━━━ RECORDS SHOWN

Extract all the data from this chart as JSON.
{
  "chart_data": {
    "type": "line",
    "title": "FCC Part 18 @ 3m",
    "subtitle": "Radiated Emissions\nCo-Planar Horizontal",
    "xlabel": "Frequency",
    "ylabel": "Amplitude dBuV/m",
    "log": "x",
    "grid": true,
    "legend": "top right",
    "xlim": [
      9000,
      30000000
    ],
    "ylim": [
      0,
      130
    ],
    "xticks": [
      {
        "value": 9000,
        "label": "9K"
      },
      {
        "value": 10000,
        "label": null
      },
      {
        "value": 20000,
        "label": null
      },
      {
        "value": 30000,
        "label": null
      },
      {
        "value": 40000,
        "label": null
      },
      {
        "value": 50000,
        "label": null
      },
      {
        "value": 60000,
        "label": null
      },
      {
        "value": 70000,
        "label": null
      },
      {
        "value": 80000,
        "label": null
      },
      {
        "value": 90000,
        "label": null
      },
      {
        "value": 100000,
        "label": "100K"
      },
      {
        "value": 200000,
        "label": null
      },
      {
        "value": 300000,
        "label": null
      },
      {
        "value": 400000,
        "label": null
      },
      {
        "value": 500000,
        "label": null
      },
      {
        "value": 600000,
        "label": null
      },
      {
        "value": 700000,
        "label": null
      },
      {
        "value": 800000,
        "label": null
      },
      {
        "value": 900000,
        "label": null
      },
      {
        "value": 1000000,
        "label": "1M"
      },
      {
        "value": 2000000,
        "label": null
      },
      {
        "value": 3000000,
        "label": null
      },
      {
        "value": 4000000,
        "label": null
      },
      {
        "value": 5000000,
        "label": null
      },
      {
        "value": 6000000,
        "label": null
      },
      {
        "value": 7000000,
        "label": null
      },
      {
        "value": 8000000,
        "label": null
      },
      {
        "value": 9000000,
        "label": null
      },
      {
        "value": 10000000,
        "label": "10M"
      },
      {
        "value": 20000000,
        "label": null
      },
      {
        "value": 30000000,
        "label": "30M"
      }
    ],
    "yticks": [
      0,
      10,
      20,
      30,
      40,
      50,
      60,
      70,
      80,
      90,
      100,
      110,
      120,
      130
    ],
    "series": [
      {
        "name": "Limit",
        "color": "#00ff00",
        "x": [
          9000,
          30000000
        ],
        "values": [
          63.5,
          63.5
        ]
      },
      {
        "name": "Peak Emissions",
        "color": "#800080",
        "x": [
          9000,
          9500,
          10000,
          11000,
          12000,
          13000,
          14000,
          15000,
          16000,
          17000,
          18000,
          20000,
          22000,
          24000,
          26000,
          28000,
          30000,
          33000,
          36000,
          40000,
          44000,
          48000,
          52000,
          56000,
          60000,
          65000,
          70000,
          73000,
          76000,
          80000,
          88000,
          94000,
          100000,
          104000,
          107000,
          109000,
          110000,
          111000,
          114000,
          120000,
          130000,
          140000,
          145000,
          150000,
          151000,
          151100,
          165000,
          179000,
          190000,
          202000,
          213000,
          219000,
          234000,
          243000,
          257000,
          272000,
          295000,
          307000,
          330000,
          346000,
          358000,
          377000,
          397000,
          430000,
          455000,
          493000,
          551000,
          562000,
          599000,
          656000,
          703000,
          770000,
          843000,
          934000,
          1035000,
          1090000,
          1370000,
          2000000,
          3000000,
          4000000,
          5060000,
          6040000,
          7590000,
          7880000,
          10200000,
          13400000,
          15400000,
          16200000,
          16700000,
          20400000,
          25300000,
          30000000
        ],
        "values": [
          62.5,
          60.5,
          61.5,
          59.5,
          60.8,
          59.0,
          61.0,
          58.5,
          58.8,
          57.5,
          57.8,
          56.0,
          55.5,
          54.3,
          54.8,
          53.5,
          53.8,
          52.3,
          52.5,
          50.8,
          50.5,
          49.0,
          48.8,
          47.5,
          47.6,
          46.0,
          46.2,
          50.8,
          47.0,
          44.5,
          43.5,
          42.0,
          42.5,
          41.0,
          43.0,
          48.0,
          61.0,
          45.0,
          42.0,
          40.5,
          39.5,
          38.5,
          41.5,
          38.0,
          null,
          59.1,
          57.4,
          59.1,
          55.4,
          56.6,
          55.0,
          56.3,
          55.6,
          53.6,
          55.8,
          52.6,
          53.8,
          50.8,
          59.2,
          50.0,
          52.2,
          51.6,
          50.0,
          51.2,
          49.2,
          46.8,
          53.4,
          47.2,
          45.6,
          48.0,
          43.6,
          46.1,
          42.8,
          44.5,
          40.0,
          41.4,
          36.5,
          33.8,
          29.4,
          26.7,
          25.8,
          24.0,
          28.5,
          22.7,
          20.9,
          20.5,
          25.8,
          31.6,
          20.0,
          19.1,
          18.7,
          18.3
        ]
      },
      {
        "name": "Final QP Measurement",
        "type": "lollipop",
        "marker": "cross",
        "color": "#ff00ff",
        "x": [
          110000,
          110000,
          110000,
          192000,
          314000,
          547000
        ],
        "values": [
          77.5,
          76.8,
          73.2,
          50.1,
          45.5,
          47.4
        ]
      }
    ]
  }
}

━━━━━━

» **CHALLENGE**
Copy each line of the records above that carries the word "Emissions".

» **THE RESPONSE**
    "subtitle": "Radiated Emissions\nCo-Planar Horizontal",
        "name": "Peak Emissions",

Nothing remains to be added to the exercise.